- _Extracts from a graphics dataset_
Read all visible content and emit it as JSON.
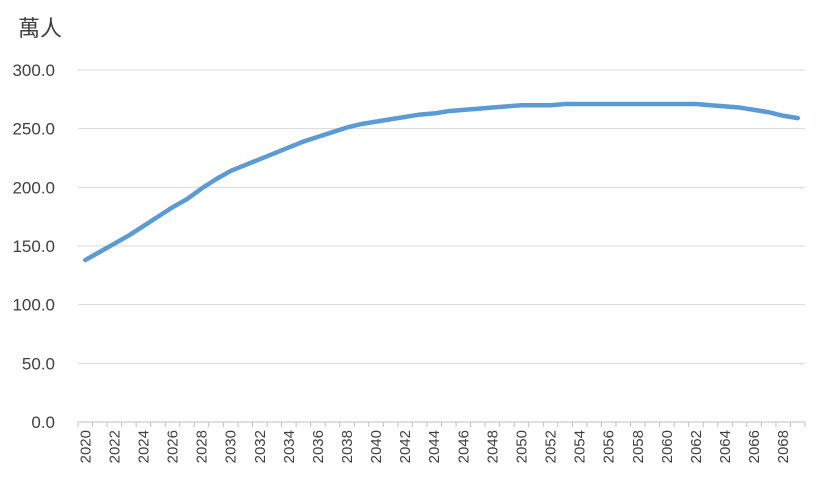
{
  "chart_data": {
    "type": "line",
    "title": "",
    "xlabel": "",
    "ylabel": "萬人",
    "ylim": [
      0,
      300
    ],
    "yticks": [
      "0.0",
      "50.0",
      "100.0",
      "150.0",
      "200.0",
      "250.0",
      "300.0"
    ],
    "grid": true,
    "legend": "none",
    "line_color": "#5b9bd5",
    "x": [
      2020,
      2021,
      2022,
      2023,
      2024,
      2025,
      2026,
      2027,
      2028,
      2029,
      2030,
      2031,
      2032,
      2033,
      2034,
      2035,
      2036,
      2037,
      2038,
      2039,
      2040,
      2041,
      2042,
      2043,
      2044,
      2045,
      2046,
      2047,
      2048,
      2049,
      2050,
      2051,
      2052,
      2053,
      2054,
      2055,
      2056,
      2057,
      2058,
      2059,
      2060,
      2061,
      2062,
      2063,
      2064,
      2065,
      2066,
      2067,
      2068,
      2069
    ],
    "xtick_labels": [
      "2020",
      "2022",
      "2024",
      "2026",
      "2028",
      "2030",
      "2032",
      "2034",
      "2036",
      "2038",
      "2040",
      "2042",
      "2044",
      "2046",
      "2048",
      "2050",
      "2052",
      "2054",
      "2056",
      "2058",
      "2060",
      "2062",
      "2064",
      "2066",
      "2068"
    ],
    "series": [
      {
        "values": [
          138,
          145,
          152,
          159,
          167,
          175,
          183,
          190,
          199,
          207,
          214,
          219,
          224,
          229,
          234,
          239,
          243,
          247,
          251,
          254,
          256,
          258,
          260,
          262,
          263,
          265,
          266,
          267,
          268,
          269,
          270,
          270,
          270,
          271,
          271,
          271,
          271,
          271,
          271,
          271,
          271,
          271,
          271,
          270,
          269,
          268,
          266,
          264,
          261,
          259
        ]
      }
    ]
  }
}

- _Work to complete_
Would you set down the listing exactly, omitting pictures?

- _Response below_
Read all visible content and emit it as JSON.
{
  "chart_data": {
    "type": "line",
    "title": "",
    "xlabel": "",
    "ylabel": "萬人",
    "ylim": [
      0,
      300
    ],
    "yticks": [
      "0.0",
      "50.0",
      "100.0",
      "150.0",
      "200.0",
      "250.0",
      "300.0"
    ],
    "grid": true,
    "legend": "none",
    "line_color": "#5b9bd5",
    "x": [
      2020,
      2021,
      2022,
      2023,
      2024,
      2025,
      2026,
      2027,
      2028,
      2029,
      2030,
      2031,
      2032,
      2033,
      2034,
      2035,
      2036,
      2037,
      2038,
      2039,
      2040,
      2041,
      2042,
      2043,
      2044,
      2045,
      2046,
      2047,
      2048,
      2049,
      2050,
      2051,
      2052,
      2053,
      2054,
      2055,
      2056,
      2057,
      2058,
      2059,
      2060,
      2061,
      2062,
      2063,
      2064,
      2065,
      2066,
      2067,
      2068,
      2069
    ],
    "xtick_labels": [
      "2020",
      "2022",
      "2024",
      "2026",
      "2028",
      "2030",
      "2032",
      "2034",
      "2036",
      "2038",
      "2040",
      "2042",
      "2044",
      "2046",
      "2048",
      "2050",
      "2052",
      "2054",
      "2056",
      "2058",
      "2060",
      "2062",
      "2064",
      "2066",
      "2068"
    ],
    "series": [
      {
        "values": [
          138,
          145,
          152,
          159,
          167,
          175,
          183,
          190,
          199,
          207,
          214,
          219,
          224,
          229,
          234,
          239,
          243,
          247,
          251,
          254,
          256,
          258,
          260,
          262,
          263,
          265,
          266,
          267,
          268,
          269,
          270,
          270,
          270,
          271,
          271,
          271,
          271,
          271,
          271,
          271,
          271,
          271,
          271,
          270,
          269,
          268,
          266,
          264,
          261,
          259
        ]
      }
    ]
  }
}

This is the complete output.